Using the data below, copy each line that includes the word "registration".

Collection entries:
───

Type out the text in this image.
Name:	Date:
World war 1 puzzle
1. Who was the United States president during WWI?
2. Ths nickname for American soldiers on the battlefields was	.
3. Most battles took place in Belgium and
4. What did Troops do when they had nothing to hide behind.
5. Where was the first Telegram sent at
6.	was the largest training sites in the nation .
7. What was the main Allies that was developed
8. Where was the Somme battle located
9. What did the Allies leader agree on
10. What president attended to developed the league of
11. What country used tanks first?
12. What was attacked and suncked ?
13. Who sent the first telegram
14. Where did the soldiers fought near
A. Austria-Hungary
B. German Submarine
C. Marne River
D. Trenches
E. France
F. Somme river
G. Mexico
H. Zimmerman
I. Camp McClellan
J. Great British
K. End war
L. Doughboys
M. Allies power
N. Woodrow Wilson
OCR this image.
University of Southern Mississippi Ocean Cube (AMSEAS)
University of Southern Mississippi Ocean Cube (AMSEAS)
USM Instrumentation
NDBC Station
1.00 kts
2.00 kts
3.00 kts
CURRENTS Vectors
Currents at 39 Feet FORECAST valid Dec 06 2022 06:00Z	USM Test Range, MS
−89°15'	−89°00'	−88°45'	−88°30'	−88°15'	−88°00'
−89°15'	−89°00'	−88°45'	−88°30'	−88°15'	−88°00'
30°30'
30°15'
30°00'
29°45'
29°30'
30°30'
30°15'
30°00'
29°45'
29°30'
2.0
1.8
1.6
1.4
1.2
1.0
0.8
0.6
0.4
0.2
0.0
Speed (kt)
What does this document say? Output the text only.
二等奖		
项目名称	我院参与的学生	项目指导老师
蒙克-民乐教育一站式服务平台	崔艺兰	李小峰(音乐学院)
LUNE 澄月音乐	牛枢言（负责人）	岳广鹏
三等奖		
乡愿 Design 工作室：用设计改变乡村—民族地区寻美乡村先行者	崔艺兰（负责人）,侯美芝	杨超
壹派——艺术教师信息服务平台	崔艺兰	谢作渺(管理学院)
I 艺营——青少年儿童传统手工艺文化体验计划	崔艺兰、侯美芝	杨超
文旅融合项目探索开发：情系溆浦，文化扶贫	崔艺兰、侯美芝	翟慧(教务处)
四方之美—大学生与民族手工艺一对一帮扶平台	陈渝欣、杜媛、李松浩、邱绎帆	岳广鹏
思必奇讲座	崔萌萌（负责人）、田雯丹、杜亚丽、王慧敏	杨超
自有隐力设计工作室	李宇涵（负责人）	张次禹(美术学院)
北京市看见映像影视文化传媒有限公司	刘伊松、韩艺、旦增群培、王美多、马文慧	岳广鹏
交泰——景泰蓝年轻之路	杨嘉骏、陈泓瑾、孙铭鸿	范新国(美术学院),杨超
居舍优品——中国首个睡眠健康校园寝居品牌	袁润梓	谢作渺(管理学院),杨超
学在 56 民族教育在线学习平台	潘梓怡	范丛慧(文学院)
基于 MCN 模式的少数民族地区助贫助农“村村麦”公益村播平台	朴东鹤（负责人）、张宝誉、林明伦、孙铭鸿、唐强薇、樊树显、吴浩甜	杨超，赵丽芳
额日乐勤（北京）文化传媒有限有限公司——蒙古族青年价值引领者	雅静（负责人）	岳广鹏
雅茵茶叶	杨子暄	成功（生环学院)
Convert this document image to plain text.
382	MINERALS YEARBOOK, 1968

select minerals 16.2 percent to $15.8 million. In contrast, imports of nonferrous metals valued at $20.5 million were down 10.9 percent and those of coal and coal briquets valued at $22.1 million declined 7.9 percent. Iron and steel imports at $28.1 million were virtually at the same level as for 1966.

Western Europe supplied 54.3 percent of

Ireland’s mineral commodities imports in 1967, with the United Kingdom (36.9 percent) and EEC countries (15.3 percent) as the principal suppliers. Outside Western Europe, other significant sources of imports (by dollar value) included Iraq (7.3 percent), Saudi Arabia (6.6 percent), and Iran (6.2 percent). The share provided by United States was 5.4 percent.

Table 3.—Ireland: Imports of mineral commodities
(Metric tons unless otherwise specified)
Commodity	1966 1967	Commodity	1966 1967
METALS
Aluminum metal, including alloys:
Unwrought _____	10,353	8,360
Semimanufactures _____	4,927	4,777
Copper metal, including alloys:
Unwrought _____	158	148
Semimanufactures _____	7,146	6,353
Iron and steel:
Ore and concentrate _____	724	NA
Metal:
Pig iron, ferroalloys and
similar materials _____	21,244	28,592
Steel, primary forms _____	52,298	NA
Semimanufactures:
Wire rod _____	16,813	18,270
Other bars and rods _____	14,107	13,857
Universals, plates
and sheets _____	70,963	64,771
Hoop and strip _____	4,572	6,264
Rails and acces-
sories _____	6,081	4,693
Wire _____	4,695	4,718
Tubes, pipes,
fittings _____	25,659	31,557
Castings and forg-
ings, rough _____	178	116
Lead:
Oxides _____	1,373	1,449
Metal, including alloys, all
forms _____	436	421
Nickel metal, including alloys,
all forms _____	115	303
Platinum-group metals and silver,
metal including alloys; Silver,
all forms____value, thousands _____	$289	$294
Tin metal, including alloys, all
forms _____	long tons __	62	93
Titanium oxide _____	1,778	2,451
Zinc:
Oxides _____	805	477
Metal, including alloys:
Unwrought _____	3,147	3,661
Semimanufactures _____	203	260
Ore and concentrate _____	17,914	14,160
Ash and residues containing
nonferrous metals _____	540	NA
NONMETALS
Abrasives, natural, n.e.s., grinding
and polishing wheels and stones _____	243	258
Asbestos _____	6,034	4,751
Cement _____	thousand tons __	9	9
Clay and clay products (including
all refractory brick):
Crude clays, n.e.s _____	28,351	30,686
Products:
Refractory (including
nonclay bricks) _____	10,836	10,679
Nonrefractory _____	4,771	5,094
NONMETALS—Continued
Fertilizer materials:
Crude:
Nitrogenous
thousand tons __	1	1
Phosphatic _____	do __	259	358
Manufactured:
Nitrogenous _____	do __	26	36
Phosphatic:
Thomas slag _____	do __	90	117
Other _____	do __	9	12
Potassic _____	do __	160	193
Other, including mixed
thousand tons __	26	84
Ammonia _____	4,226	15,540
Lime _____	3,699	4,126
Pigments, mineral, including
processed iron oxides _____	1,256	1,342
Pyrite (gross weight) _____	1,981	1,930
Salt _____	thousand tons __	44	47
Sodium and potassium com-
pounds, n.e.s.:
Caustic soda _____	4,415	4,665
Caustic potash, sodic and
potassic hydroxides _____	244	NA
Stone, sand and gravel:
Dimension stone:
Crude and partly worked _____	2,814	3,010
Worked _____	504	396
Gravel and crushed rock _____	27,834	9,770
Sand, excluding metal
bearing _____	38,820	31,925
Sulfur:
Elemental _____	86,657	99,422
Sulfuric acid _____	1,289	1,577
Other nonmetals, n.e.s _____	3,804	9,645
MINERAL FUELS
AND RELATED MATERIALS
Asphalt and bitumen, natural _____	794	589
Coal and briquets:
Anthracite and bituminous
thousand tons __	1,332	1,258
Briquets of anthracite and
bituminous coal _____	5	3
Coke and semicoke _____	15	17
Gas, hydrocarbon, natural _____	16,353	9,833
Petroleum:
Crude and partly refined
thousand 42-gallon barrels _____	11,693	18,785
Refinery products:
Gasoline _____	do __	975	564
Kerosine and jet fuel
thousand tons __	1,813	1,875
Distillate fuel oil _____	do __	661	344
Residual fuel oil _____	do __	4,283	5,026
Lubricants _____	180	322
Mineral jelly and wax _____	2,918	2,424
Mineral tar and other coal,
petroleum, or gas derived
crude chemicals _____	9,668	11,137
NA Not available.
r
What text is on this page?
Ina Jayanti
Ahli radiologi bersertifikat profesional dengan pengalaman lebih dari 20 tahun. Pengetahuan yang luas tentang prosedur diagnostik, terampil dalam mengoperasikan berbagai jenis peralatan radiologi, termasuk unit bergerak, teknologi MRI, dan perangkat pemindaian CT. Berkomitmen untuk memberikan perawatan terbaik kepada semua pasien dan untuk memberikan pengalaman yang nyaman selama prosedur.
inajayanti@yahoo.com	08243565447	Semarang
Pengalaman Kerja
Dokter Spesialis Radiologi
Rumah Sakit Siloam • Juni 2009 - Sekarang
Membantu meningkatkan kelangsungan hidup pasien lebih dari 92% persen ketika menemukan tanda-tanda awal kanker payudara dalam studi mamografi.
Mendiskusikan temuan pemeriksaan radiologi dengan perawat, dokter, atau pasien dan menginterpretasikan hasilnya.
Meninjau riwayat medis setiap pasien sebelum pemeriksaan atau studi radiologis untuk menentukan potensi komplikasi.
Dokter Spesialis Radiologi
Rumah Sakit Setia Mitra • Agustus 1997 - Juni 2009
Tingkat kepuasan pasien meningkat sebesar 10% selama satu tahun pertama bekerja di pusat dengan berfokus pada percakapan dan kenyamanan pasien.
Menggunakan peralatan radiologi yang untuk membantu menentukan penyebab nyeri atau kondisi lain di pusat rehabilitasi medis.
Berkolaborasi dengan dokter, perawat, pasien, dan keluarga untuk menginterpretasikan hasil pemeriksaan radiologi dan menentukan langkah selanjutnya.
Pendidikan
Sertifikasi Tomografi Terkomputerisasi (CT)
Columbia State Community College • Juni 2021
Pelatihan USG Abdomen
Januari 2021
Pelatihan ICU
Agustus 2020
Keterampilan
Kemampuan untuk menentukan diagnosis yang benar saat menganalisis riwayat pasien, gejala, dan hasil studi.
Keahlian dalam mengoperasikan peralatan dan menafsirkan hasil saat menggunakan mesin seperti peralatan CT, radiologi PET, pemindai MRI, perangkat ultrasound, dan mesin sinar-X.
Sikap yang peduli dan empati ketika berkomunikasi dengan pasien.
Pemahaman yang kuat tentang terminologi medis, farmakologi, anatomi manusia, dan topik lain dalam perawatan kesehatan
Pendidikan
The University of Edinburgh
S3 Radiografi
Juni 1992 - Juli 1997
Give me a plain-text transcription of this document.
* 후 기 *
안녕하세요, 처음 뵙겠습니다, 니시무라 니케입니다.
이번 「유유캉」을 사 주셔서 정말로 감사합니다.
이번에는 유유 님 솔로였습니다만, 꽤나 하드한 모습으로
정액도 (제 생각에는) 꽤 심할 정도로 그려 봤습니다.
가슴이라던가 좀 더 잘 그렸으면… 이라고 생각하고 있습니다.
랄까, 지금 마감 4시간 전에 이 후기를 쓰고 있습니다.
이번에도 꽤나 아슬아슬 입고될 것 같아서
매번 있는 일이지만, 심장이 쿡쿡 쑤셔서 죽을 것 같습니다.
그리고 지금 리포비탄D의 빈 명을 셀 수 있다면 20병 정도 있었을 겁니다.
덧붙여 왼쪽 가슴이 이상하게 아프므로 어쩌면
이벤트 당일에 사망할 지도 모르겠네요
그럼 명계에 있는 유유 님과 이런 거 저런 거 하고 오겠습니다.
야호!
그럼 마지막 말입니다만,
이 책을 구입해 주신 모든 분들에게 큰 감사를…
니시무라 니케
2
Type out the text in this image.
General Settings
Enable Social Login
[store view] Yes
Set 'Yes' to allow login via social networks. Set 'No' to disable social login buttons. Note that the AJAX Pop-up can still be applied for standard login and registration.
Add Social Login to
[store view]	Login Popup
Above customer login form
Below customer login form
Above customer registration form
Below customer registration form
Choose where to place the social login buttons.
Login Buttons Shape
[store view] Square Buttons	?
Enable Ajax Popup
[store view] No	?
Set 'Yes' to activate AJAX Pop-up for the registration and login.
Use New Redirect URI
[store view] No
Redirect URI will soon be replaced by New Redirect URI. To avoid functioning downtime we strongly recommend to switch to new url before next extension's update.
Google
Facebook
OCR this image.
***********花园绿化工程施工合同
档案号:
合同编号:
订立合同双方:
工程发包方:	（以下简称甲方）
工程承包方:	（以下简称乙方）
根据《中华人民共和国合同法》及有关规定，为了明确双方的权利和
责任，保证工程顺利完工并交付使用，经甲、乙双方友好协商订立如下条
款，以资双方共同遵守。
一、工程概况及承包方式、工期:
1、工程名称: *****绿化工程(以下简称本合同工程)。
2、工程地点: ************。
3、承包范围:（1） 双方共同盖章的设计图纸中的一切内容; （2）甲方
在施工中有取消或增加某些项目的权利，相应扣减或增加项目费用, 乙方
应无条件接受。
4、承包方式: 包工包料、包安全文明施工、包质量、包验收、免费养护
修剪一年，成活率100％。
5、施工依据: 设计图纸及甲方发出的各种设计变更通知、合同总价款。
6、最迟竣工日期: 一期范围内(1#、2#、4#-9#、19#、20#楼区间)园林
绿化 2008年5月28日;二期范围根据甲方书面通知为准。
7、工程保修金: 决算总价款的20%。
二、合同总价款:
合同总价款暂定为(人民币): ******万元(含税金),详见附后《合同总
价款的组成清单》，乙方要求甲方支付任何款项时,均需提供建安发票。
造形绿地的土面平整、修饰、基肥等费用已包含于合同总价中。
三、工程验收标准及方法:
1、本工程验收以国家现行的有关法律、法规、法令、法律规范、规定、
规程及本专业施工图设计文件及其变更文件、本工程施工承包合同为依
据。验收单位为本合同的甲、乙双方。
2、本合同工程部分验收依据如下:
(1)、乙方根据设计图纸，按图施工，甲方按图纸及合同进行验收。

───

**Solution below**
Set 'Yes' to allow login via social networks. Set 'No' to disable social login buttons. Note that the AJAX Pop-up can still be applied for standard login and registration.
Above customer registration form
Below customer registration form
Set 'Yes' to activate AJAX Pop-up for the registration and login.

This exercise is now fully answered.